Task instructions: Put the lines of data in the stretch from the line containing "data-point (72, 376, 74, 378)" through the line containing "data-point (352, 107, 354, 109)" into a Markdown table with the columns No. and Line, numbering each row and leaving out blank lines.

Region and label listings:
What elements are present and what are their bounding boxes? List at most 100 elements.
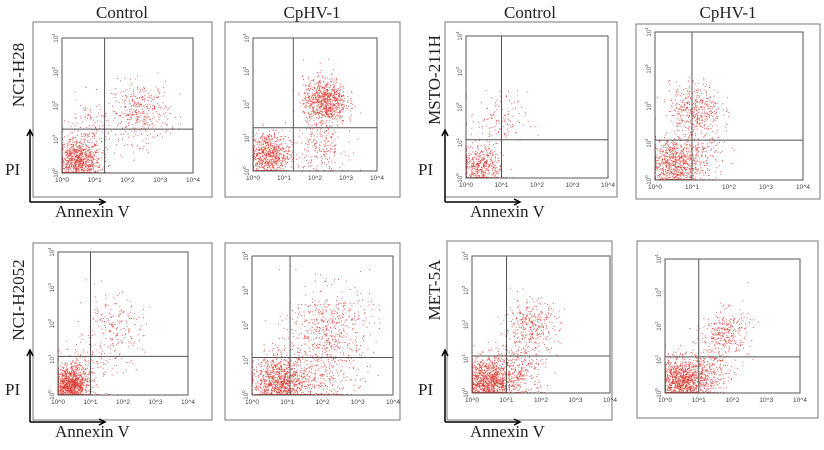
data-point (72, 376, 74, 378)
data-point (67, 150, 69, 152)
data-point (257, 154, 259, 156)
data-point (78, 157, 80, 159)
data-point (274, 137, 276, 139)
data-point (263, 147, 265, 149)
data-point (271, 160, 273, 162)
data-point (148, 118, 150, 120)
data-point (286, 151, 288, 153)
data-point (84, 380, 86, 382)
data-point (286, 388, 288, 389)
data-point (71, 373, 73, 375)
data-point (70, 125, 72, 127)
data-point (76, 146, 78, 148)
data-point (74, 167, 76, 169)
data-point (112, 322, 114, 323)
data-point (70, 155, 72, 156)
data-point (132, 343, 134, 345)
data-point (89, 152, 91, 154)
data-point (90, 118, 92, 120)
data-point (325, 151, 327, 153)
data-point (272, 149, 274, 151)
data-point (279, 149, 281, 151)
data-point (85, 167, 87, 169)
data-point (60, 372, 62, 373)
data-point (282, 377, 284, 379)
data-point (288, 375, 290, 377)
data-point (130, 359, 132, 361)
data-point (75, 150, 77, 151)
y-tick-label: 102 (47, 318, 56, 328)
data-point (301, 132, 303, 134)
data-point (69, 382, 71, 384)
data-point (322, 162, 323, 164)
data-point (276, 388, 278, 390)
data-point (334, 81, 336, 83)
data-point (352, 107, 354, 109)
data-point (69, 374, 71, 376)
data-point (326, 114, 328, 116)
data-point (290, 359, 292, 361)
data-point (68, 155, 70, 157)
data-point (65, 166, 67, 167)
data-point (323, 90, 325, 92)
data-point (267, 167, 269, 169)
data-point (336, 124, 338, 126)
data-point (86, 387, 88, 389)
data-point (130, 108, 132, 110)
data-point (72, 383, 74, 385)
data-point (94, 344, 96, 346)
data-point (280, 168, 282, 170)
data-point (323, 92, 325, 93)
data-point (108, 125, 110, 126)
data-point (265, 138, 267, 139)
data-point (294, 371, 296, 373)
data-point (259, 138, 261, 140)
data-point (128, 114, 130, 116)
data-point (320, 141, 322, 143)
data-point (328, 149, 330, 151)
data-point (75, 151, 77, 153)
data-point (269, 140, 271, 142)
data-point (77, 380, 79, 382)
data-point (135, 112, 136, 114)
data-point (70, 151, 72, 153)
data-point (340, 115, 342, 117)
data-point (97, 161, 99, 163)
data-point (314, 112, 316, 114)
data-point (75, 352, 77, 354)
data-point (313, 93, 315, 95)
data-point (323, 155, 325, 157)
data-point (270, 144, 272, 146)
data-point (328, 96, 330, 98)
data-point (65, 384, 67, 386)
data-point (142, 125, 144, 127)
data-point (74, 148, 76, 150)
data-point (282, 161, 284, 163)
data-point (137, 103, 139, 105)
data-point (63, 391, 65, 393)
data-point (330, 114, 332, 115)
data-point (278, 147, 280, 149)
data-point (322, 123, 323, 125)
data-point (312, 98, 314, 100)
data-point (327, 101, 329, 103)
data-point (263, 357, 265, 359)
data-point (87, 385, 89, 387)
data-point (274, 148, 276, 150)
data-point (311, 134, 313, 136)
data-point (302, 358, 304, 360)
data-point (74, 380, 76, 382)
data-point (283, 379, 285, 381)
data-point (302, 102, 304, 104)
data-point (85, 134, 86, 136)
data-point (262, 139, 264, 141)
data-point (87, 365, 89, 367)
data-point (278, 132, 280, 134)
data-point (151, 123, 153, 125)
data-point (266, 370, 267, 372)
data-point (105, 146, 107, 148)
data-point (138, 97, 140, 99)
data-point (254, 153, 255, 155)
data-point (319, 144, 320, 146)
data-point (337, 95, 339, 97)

Answer to the exercise:
| No. | Line |
|---|---|
| 1 | data-point (72, 376, 74, 378) |
| 2 | data-point (67, 150, 69, 152) |
| 3 | data-point (257, 154, 259, 156) |
| 4 | data-point (78, 157, 80, 159) |
| 5 | data-point (274, 137, 276, 139) |
| 6 | data-point (263, 147, 265, 149) |
| 7 | data-point (271, 160, 273, 162) |
| 8 | data-point (148, 118, 150, 120) |
| 9 | data-point (286, 151, 288, 153) |
| 10 | data-point (84, 380, 86, 382) |
| 11 | data-point (286, 388, 288, 389) |
| 12 | data-point (71, 373, 73, 375) |
| 13 | data-point (70, 125, 72, 127) |
| 14 | data-point (76, 146, 78, 148) |
| 15 | data-point (74, 167, 76, 169) |
| 16 | data-point (112, 322, 114, 323) |
| 17 | data-point (70, 155, 72, 156) |
| 18 | data-point (132, 343, 134, 345) |
| 19 | data-point (89, 152, 91, 154) |
| 20 | data-point (90, 118, 92, 120) |
| 21 | data-point (325, 151, 327, 153) |
| 22 | data-point (272, 149, 274, 151) |
| 23 | data-point (279, 149, 281, 151) |
| 24 | data-point (85, 167, 87, 169) |
| 25 | data-point (60, 372, 62, 373) |
| 26 | data-point (282, 377, 284, 379) |
| 27 | data-point (288, 375, 290, 377) |
| 28 | data-point (130, 359, 132, 361) |
| 29 | data-point (75, 150, 77, 151) |
| 30 | y-tick-label: 102 (47, 318, 56, 328) |
| 31 | data-point (301, 132, 303, 134) |
| 32 | data-point (69, 382, 71, 384) |
| 33 | data-point (322, 162, 323, 164) |
| 34 | data-point (276, 388, 278, 390) |
| 35 | data-point (334, 81, 336, 83) |
| 36 | data-point (352, 107, 354, 109) |